Weston Playhouse expansion site plan gets OK with conditions


By Cynthia Prairie

Site plans for the new cultural arts facility of the Weston Playhouse Theatre Co. have been given the go-ahead by the Weston Planning Commission with seven minor conditions for use and one conclusion of law that could force the playhouse to speed up its capital fund-raising campaign. The decision was sent to the theater company on Thursday, Nov. 21.

This is the second local hurdle that the company had to overcome to begin construction. In early October, the Weston Zoning Board of Adjustment OK’d the conditional use permit. The site permit can still be appealed to the state Environmental Court within 30 days of the ruling.

ON THE COVER: Artist's rendering of the new theater project of the Weston Playhouse Theatre Co. Photo WPTC. Above, the Walker Farm as it stands today. Photo by Chester Telegraph

ON THE COVER: Artist’s rendering of the new theater project of the Weston Playhouse Theatre Co. Photo WPTC. Above, the Walker Farm as it stands today. Photo by Chester Telegraph

As for state permits, WPTC’s managing director Steve Stettler said its facilities committee says it has “submitted a Waste Water Permit Application and a Water Supply Permit Application to the (state) Agency of Natural Resources.” That panel said that both applications are being reviewed by ANR and it expects to have permits issued “in the near future.” Other permit applications have either been submitted or are being prepared, according to the committee.

ENTRIES SUPPLIED:
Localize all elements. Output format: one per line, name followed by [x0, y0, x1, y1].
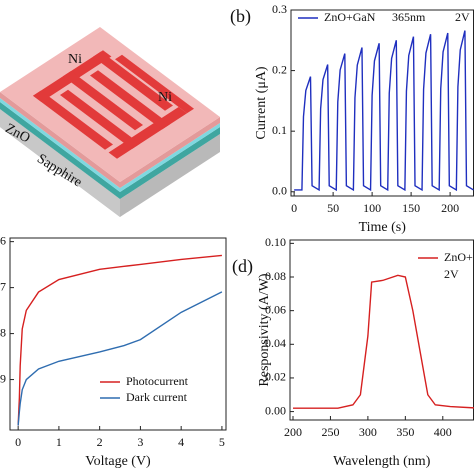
x-tick-label: 150: [402, 201, 420, 215]
data-line: [17, 254, 222, 426]
y-axis-label: Current (μA): [254, 66, 269, 140]
y-tick-label: 0.2: [272, 62, 287, 76]
panel-label: (d): [232, 256, 253, 277]
plot-area: [294, 30, 474, 192]
x-tick-label: 3: [137, 435, 143, 449]
data-line: [293, 274, 474, 409]
x-tick-label: 200: [284, 425, 302, 439]
x-tick-label: 0: [291, 201, 297, 215]
legend-label: ZnO+: [444, 250, 473, 264]
x-tick-label: 100: [363, 201, 381, 215]
x-axis-label: Wavelength (nm): [333, 454, 431, 469]
y-tick-label: 0.08: [265, 269, 286, 283]
x-tick-label: 350: [396, 425, 414, 439]
sapphire-front: [0, 109, 120, 217]
x-tick-label: 200: [441, 201, 459, 215]
y-tick-label: 0.02: [265, 370, 286, 384]
y-tick-label: 0.0: [272, 184, 287, 198]
legend-note: 2V: [455, 10, 470, 24]
y-tick-label: 0.3: [272, 2, 287, 16]
legend-note: 2V: [444, 267, 459, 281]
y-tick-label: 0.10: [265, 235, 286, 249]
legend-label: Photocurrent: [126, 374, 189, 388]
y-axis-label: Responsivity (A/W): [257, 273, 272, 386]
x-axis-label: Voltage (V): [85, 454, 151, 469]
legend-note: 365nm: [392, 10, 426, 24]
data-line: [294, 30, 474, 192]
data-line: [17, 291, 223, 426]
plot-area: [293, 274, 474, 409]
y-tick-label: 0.06: [265, 302, 286, 316]
x-tick-label: 4: [178, 435, 184, 449]
x-axis-label: Time (s): [359, 220, 407, 235]
x-tick-label: 300: [359, 425, 377, 439]
y-tick-label: 0.1: [272, 123, 287, 137]
plot-area: [17, 254, 223, 426]
x-tick-label: 400: [434, 425, 452, 439]
panel-label: (b): [230, 6, 251, 27]
electrode-label: Ni: [158, 90, 172, 105]
electrode-label: Ni: [68, 52, 82, 67]
electrodes: [33, 50, 195, 159]
y-tick-label: 6: [0, 233, 6, 247]
x-tick-label: 2: [97, 435, 103, 449]
y-tick-label: 0.04: [265, 336, 286, 350]
y-tick-label: 0.00: [265, 403, 286, 417]
x-tick-label: 5: [219, 435, 225, 449]
y-tick-label: 9: [0, 371, 6, 385]
x-tick-label: 0: [15, 435, 21, 449]
y-tick-label: 8: [0, 325, 6, 339]
x-tick-label: 50: [327, 201, 339, 215]
x-tick-label: 1: [56, 435, 62, 449]
legend-label: ZnO+GaN: [324, 10, 376, 24]
y-tick-label: 7: [0, 279, 6, 293]
schematic: Ni Ni ZnO Sapphire: [0, 27, 220, 217]
x-tick-label: 250: [321, 425, 339, 439]
legend-label: Dark current: [126, 390, 188, 404]
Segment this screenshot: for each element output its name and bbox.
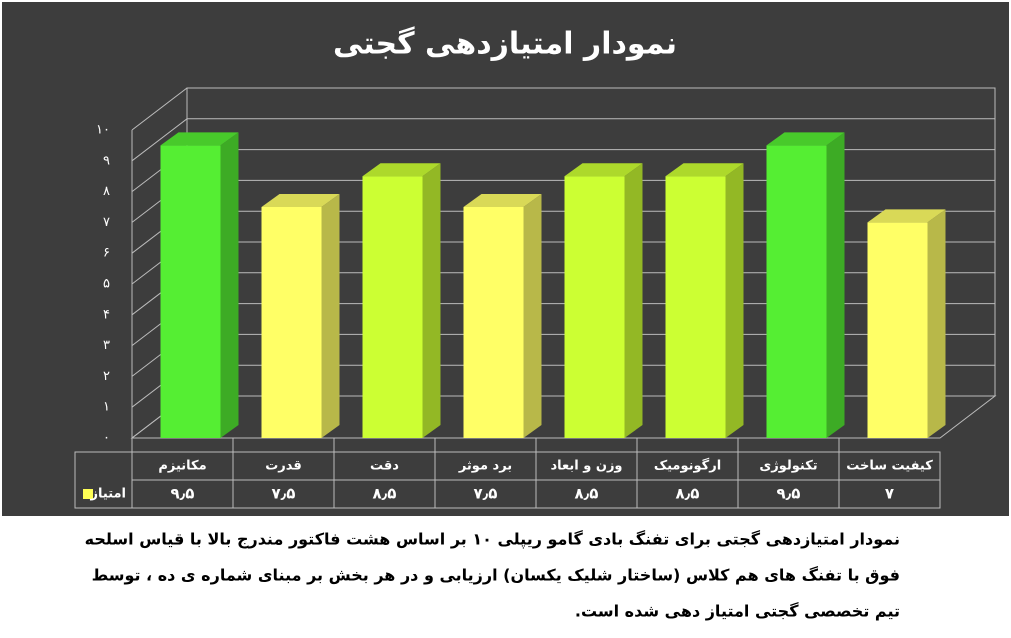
bar-side — [321, 194, 340, 438]
legend-key — [83, 489, 93, 499]
chart-title: نمودار امتیازدهی گجتی — [333, 26, 677, 62]
bar — [362, 176, 423, 438]
x-tick-label: وزن و ابعاد — [550, 459, 622, 474]
bar-side — [220, 132, 239, 438]
bar-top — [261, 194, 340, 207]
x-tick-label: کیفیت ساخت — [846, 459, 933, 474]
bar-side — [624, 163, 643, 438]
bar — [564, 176, 625, 438]
bar-top — [867, 209, 946, 223]
bar — [160, 145, 221, 438]
caption-line: فوق با تفنگ های هم کلاس (ساختار شلیک یکس… — [92, 566, 900, 585]
bar-side — [523, 194, 542, 438]
x-tick-label: برد موثر — [458, 459, 512, 474]
value-label: ۸٫۵ — [373, 485, 397, 503]
grid-line — [131, 87, 995, 131]
x-tick-label: مکانیزم — [158, 459, 206, 474]
value-label: ۹٫۵ — [171, 485, 195, 503]
x-tick-label: ارگونومیک — [654, 458, 721, 474]
bar-side — [927, 209, 946, 438]
bar-side — [422, 163, 441, 438]
value-label: ۸٫۵ — [676, 485, 700, 503]
bar-top — [665, 163, 744, 177]
bar-top — [766, 132, 845, 146]
bar — [867, 222, 928, 438]
x-tick-label: دقت — [370, 459, 399, 474]
value-label: ۷ — [885, 485, 894, 503]
x-tick-label: تکنولوژی — [759, 459, 817, 474]
caption-line: نمودار امتیازدهی گجتی برای تفنگ بادی گام… — [85, 530, 900, 550]
bar — [766, 145, 827, 438]
y-tick-label: ۹ — [103, 153, 110, 168]
bar-top — [160, 132, 239, 146]
grid-line — [131, 118, 995, 162]
y-tick-label: ۲ — [103, 369, 110, 384]
y-tick-label: ۱ — [103, 400, 110, 415]
y-tick-label: ۳ — [103, 338, 110, 353]
y-tick-label: ۱۰ — [96, 123, 110, 138]
x-tick-label: قدرت — [265, 459, 302, 474]
bar — [261, 207, 322, 438]
bar-side — [826, 132, 845, 438]
bar — [665, 176, 726, 438]
legend-label: امتیاز — [90, 487, 126, 502]
y-tick-label: ۷ — [103, 215, 110, 230]
value-label: ۹٫۵ — [777, 485, 801, 503]
value-label: ۷٫۵ — [474, 485, 498, 503]
bar — [463, 207, 524, 438]
y-tick-label: ۴ — [103, 307, 110, 322]
y-tick-label: ۵ — [103, 277, 110, 292]
bar-top — [362, 163, 441, 177]
bar-top — [564, 163, 643, 177]
value-label: ۷٫۵ — [272, 485, 296, 503]
value-label: ۸٫۵ — [575, 485, 599, 503]
y-tick-label: ۸ — [103, 184, 110, 199]
bar-top — [463, 194, 542, 207]
y-tick-label: ۰ — [103, 431, 110, 446]
bar-side — [725, 163, 744, 438]
y-tick-label: ۶ — [103, 246, 110, 261]
caption-line: تیم تخصصی گجتی امتیاز دهی شده است. — [575, 602, 900, 621]
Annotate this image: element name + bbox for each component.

WORK TO DO: Say whether each statement agrees with the article on the Weston Playhouse site plan, answering yes or no and quoting the deciding words of the article. 1. The Weston Planning Commission approved the site plans with seven minor conditions for use. 2. The Weston Zoning Board of Adjustment approved the conditional use permit in late November. 3. The site permit can be appealed to the state Environmental Court within 60 days of the ruling.

ANSWER TO THE TASK:
1. Yes: "have been given the go-ahead by the Weston Planning Commission with seven minor conditions for use"
2. No: "In early October, the Weston Zoning Board of Adjustment OK’d the conditional use permit."
3. No: "The site permit can still be appealed to the state Environmental Court within 30 days of the ruling."